**DOCUMENT TEXT**
What is a Text to Hex Converter?

A Text to Hex converter turns each character of a string into its numeric code point and displays that code in hexadecimal (base 16). This is the standard ASCII-to-hex encoding used everywhere in computing — from inspecting network packets and debugging binary files to writing color codes, escape sequences, and low-level data formats. Because one byte (0–255) maps neatly to exactly two hex digits, the output is compact and unambiguous.

A single text character mapped to its two-digit hexadecimal code
Each character is converted to its ASCII code, then written as a 2-digit hex value.

How to use it

Type or paste your text into the input box, choose how you want the hex bytes separated (none, space, colon, or dash), and read the result. "None" gives a continuous string ideal for copy-paste into code; spaces or colons make the output easier to read byte by byte.

**RECORDS SUPPLIED**

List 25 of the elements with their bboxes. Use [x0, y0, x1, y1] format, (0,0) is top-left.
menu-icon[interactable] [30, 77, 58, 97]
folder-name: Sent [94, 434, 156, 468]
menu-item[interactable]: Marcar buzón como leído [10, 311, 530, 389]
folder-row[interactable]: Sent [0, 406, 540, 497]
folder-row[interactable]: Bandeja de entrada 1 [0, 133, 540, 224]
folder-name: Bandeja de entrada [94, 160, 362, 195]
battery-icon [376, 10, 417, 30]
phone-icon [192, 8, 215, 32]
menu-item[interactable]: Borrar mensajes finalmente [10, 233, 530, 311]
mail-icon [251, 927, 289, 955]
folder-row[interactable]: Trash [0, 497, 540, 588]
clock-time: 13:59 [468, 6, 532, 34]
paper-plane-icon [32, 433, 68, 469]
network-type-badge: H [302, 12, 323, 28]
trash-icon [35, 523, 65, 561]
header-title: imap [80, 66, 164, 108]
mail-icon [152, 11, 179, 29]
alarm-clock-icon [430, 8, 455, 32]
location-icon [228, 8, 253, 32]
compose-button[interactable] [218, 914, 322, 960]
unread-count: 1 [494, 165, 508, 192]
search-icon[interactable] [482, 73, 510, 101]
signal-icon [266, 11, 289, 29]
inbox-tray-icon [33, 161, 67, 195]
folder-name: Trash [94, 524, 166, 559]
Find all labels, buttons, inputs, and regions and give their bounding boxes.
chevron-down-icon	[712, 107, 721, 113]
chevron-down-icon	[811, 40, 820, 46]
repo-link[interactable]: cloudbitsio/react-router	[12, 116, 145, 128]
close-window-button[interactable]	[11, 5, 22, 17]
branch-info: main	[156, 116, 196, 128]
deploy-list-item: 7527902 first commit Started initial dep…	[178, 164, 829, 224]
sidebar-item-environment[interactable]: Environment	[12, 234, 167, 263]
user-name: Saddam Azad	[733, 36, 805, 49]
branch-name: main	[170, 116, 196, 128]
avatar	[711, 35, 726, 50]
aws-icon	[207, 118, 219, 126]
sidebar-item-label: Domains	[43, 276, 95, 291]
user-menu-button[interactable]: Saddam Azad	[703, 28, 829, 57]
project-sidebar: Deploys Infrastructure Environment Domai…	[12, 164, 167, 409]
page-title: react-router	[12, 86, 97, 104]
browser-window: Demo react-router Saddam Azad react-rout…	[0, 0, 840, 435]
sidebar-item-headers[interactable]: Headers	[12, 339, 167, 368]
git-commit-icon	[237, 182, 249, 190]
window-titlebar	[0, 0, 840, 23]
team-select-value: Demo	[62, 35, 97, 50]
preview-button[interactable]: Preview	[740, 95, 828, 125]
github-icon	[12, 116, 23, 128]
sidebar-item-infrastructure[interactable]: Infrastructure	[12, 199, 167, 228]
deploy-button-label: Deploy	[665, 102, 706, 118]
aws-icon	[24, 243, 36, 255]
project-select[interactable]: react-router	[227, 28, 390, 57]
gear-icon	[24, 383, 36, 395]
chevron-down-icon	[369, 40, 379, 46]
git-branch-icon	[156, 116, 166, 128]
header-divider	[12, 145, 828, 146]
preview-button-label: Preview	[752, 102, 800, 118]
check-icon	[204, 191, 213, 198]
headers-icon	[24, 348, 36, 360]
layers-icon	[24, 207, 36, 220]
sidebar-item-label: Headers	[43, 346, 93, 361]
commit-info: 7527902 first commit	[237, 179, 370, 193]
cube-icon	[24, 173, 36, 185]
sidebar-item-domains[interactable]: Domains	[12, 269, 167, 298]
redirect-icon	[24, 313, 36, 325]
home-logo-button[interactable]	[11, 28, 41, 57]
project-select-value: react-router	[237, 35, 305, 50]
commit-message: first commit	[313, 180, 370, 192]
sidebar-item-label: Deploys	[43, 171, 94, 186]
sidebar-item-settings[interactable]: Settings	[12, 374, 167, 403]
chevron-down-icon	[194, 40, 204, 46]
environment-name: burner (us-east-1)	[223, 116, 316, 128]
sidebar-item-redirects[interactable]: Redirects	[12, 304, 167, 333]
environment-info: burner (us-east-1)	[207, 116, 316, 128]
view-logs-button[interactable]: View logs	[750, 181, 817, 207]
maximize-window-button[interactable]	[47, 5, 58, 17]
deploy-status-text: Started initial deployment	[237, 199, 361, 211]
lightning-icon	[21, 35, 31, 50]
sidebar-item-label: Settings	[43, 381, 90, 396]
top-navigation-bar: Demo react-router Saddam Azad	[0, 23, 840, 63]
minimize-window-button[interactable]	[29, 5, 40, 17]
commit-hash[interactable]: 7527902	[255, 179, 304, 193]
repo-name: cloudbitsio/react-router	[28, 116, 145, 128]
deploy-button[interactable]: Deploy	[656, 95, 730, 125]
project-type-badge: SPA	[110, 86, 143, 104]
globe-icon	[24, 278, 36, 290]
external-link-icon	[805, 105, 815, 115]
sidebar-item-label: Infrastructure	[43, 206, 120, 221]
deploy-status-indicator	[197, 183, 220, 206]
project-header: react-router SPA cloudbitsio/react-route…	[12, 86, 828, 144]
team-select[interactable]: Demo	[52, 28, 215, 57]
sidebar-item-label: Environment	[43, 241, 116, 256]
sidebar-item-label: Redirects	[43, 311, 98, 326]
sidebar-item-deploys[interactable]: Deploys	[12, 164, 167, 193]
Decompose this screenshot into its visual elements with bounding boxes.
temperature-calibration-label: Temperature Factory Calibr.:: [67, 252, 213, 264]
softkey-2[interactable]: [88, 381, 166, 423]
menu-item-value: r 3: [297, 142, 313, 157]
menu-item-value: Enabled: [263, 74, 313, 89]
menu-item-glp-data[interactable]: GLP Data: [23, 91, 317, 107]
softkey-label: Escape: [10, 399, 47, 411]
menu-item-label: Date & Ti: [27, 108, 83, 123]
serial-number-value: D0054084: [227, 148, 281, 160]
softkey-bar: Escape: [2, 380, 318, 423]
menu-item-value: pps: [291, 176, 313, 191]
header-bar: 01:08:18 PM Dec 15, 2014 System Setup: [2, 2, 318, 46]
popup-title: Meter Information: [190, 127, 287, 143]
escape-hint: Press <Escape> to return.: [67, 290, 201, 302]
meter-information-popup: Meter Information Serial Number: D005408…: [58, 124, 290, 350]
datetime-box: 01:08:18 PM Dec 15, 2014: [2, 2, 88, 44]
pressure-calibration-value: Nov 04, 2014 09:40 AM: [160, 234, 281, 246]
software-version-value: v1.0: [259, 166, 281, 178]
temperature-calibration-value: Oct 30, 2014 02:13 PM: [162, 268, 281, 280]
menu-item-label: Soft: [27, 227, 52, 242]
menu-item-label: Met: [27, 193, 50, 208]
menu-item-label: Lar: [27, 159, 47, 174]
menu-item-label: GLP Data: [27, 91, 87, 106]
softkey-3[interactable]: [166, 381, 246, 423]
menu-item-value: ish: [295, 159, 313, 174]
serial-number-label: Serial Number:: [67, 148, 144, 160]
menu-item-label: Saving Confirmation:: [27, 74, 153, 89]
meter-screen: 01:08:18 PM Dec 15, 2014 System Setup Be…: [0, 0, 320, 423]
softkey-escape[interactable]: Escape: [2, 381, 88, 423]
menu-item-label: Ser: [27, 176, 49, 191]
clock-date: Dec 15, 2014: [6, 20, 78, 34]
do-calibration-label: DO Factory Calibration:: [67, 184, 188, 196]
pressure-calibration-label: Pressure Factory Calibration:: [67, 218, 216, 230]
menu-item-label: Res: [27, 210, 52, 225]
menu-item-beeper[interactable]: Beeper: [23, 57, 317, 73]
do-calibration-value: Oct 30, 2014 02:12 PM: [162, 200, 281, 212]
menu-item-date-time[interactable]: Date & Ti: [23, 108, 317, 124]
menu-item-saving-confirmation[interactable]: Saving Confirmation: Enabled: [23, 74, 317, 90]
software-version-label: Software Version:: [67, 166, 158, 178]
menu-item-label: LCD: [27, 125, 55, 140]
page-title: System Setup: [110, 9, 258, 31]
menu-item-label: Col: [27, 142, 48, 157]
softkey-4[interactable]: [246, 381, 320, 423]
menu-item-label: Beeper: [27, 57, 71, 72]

**EXERCISE INSTRUCTIONS**
1. According to the text-to-hex converter page, how many hex digits does one byte map to?
2. Proceed with the text-to-hex converter page, continuing it after its last sentence.

**TASK-BY-TASK RESULTS**
1. Exactly two hex digits.

2.
The formula explained

For each character c we compute ord(c), its numeric code point. Standard English letters, digits, and punctuation fall in the 0–127 ASCII range. That number is converted to base 16 and zero-padded to two digits (the 02x format). All the two-digit blocks are then concatenated, with your chosen separator inserted between them.

$$\text{Hex} = \underset{c\,\in\,\text{Text}}{\Large\Vert}\; \text{pad}_2\!\left(\text{hex}\big(\text{code}(c)\big)\right)\;\bowtie\;\text{Separator}$$

Worked example

Take the word Hi. The character "H" has code 72, which is \(\text{0x48}\). The character "i" has code 105, which is \(\text{0x69}\). So "Hi" becomes 4869 with no separator, or 48 69 with spaces.

The word Hi shown as two characters converted to hex bytes joined by separators
Worked example: the characters of a short word each become a hex byte, optionally joined by a separator.

ASCII to Hex Reference Table

Each printable ASCII character maps to a single byte, written as a 2-digit hexadecimal code from 00 to FF. The hex value equals the character's decimal ASCII code converted to base 16. For example, the letter A has decimal code 65, and \(65 = 4 \times 16 + 1\), so its hex code is 41. Converting the word Hi with a space separator yields 48 69.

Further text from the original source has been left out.